### Stored records ###

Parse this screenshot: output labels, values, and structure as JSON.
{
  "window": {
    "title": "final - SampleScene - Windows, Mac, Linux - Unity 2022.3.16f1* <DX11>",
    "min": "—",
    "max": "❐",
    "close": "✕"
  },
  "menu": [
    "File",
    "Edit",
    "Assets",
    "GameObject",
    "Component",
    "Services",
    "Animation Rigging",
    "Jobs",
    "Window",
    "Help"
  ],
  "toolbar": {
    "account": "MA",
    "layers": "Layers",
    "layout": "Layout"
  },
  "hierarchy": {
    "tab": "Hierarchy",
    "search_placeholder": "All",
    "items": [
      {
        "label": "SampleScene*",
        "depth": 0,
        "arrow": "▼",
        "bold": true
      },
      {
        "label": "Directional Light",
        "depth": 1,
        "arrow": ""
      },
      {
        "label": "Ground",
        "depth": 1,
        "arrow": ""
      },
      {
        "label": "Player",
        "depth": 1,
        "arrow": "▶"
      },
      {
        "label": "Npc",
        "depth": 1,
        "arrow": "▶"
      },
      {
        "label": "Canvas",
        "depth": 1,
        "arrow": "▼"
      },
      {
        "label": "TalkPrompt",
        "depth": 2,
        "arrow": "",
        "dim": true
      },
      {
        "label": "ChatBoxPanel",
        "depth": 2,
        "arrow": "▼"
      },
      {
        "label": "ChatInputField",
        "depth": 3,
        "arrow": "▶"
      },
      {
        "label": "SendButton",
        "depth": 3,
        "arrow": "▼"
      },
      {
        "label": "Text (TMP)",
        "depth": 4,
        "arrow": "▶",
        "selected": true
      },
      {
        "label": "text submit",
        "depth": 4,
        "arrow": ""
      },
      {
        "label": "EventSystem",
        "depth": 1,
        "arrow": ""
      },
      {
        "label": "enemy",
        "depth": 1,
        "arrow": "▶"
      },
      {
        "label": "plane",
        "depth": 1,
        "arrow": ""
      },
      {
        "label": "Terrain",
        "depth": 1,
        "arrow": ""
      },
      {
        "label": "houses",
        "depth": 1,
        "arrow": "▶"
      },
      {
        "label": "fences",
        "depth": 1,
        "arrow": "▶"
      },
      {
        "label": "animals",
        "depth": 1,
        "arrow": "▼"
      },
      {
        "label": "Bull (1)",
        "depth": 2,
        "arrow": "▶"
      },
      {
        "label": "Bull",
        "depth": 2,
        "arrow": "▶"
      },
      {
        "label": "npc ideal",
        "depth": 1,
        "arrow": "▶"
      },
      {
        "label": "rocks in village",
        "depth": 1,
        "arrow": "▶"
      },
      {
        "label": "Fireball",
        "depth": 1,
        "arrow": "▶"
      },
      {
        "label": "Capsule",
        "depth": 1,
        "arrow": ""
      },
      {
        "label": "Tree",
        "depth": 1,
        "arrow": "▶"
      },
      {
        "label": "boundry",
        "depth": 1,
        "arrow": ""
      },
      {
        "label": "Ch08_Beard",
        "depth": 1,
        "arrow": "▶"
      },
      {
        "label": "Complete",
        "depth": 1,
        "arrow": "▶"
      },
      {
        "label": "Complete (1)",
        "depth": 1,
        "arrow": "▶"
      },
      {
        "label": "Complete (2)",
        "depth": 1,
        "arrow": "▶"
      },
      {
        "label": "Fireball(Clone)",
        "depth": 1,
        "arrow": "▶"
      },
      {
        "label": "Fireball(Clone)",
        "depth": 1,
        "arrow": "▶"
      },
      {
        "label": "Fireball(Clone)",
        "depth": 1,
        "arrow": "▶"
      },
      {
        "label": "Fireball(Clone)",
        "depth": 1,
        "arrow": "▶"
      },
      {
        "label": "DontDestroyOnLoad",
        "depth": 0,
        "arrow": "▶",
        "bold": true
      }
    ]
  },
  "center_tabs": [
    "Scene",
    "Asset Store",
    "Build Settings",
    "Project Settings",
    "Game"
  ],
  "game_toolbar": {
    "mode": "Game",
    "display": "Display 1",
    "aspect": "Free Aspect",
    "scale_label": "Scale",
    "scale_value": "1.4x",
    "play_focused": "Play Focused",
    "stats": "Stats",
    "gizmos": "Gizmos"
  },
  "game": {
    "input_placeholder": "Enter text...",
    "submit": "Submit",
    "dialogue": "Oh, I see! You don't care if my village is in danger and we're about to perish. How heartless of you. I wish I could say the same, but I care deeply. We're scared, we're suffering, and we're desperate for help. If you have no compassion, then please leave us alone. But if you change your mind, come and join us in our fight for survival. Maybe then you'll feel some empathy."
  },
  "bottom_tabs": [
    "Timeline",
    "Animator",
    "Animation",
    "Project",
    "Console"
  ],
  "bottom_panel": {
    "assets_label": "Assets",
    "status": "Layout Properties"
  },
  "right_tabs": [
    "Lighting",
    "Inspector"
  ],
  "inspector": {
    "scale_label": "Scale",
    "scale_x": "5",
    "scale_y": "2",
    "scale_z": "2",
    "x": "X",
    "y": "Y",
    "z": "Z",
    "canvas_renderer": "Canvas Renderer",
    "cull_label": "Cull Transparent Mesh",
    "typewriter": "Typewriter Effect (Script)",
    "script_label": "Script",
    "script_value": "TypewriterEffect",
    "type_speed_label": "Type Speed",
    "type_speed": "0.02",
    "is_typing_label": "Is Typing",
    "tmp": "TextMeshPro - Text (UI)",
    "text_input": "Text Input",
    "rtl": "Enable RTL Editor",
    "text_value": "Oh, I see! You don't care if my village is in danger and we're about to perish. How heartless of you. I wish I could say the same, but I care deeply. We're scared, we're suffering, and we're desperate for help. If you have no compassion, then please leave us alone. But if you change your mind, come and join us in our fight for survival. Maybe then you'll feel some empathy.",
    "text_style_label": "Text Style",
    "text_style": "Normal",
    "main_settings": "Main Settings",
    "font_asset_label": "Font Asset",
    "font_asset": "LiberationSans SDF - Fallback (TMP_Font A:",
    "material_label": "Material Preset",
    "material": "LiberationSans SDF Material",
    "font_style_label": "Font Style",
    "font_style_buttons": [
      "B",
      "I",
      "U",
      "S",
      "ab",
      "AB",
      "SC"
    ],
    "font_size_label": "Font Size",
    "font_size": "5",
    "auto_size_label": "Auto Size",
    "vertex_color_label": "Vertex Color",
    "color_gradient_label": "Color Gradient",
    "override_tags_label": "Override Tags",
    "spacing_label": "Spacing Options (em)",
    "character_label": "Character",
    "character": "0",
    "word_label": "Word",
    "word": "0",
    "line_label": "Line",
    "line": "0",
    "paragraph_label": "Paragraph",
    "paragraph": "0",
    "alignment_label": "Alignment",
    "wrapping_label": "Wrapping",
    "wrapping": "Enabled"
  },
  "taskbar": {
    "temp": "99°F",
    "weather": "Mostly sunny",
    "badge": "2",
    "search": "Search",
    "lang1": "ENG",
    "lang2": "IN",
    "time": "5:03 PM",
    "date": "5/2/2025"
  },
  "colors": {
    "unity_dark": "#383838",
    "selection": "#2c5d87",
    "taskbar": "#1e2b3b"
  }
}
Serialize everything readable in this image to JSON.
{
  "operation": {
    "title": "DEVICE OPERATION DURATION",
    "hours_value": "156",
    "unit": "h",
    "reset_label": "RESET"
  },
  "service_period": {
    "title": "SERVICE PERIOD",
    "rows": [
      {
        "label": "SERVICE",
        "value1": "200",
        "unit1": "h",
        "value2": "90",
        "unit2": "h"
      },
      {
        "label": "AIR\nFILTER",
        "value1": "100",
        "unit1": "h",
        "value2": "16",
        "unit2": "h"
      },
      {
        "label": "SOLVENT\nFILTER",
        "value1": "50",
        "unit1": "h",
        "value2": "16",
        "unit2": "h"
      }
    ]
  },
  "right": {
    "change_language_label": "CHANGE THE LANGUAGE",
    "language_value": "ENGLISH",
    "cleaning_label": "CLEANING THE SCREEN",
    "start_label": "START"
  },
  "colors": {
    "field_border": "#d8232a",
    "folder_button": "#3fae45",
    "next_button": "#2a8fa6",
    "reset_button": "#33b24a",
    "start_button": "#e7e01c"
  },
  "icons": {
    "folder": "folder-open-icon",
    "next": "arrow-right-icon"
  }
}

###

With the line containing "Serialize everything readable" as the first and the last line of the records as the final one, print exactly the lines in that span.

• **Exercise solution**
Serialize everything readable in this image to JSON.
{
  "operation": {
    "title": "DEVICE OPERATION DURATION",
    "hours_value": "156",
    "unit": "h",
    "reset_label": "RESET"
  },
  "service_period": {
    "title": "SERVICE PERIOD",
    "rows": [
      {
        "label": "SERVICE",
        "value1": "200",
        "unit1": "h",
        "value2": "90",
        "unit2": "h"
      },
      {
        "label": "AIR\nFILTER",
        "value1": "100",
        "unit1": "h",
        "value2": "16",
        "unit2": "h"
      },
      {
        "label": "SOLVENT\nFILTER",
        "value1": "50",
        "unit1": "h",
        "value2": "16",
        "unit2": "h"
      }
    ]
  },
  "right": {
    "change_language_label": "CHANGE THE LANGUAGE",
    "language_value": "ENGLISH",
    "cleaning_label": "CLEANING THE SCREEN",
    "start_label": "START"
  },
  "colors": {
    "field_border": "#d8232a",
    "folder_button": "#3fae45",
    "next_button": "#2a8fa6",
    "reset_button": "#33b24a",
    "start_button": "#e7e01c"
  },
  "icons": {
    "folder": "folder-open-icon",
    "next": "arrow-right-icon"
  }
}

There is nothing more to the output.